Saved data entries:
- - - -
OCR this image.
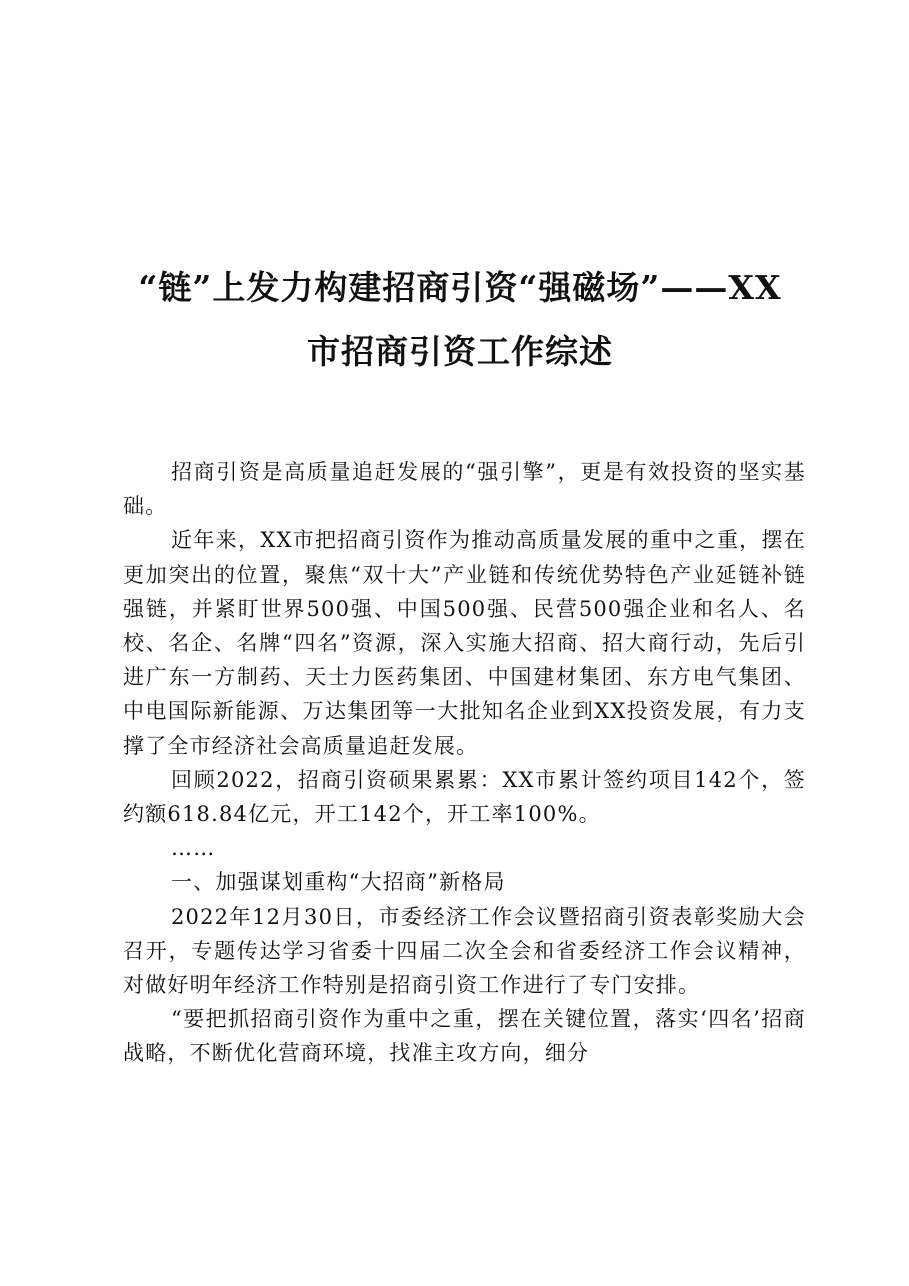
“链”上发力构建招商引资“强磁场”——XX
市招商引资工作综述

招商引资是高质量追赶发展的“强引擎”，更是有效投资的坚实基础。

近年来，XX市把招商引资作为推动高质量发展的重中之重，摆在更加突出的位置，聚焦“双十大”产业链和传统优势特色产业延链补链强链，并紧盯世界500强、中国500强、民营500强企业和名人、名校、名企、名牌“四名”资源，深入实施大招商、招大商行动，先后引进广东一方制药、天士力医药集团、中国建材集团、东方电气集团、中电国际新能源、万达集团等一大批知名企业到XX投资发展，有力支撑了全市经济社会高质量追赶发展。

回顾2022，招商引资硕果累累：XX市累计签约项目142个，签约额618.84亿元，开工142个，开工率100%。

……

一、加强谋划重构“大招商”新格局

2022年12月30日，市委经济工作会议暨招商引资表彰奖励大会召开，专题传达学习省委十四届二次全会和省委经济工作会议精神，对做好明年经济工作特别是招商引资工作进行了专门安排。

“要把抓招商引资作为重中之重，摆在关键位置，落实‘四名’招商战略，不断优化营商环境，找准主攻方向，细分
- - - -
Would you set down the listing exactly, omitting pictures?

## SOLUTION TO THIS PROBLEM
OCR this image.
“链”上发力构建招商引资“强磁场”——XX
市招商引资工作综述

招商引资是高质量追赶发展的“强引擎”，更是有效投资的坚实基础。

近年来，XX市把招商引资作为推动高质量发展的重中之重，摆在更加突出的位置，聚焦“双十大”产业链和传统优势特色产业延链补链强链，并紧盯世界500强、中国500强、民营500强企业和名人、名校、名企、名牌“四名”资源，深入实施大招商、招大商行动，先后引进广东一方制药、天士力医药集团、中国建材集团、东方电气集团、中电国际新能源、万达集团等一大批知名企业到XX投资发展，有力支撑了全市经济社会高质量追赶发展。

回顾2022，招商引资硕果累累：XX市累计签约项目142个，签约额618.84亿元，开工142个，开工率100%。

……

一、加强谋划重构“大招商”新格局

2022年12月30日，市委经济工作会议暨招商引资表彰奖励大会召开，专题传达学习省委十四届二次全会和省委经济工作会议精神，对做好明年经济工作特别是招商引资工作进行了专门安排。

“要把抓招商引资作为重中之重，摆在关键位置，落实‘四名’招商战略，不断优化营商环境，找准主攻方向，细分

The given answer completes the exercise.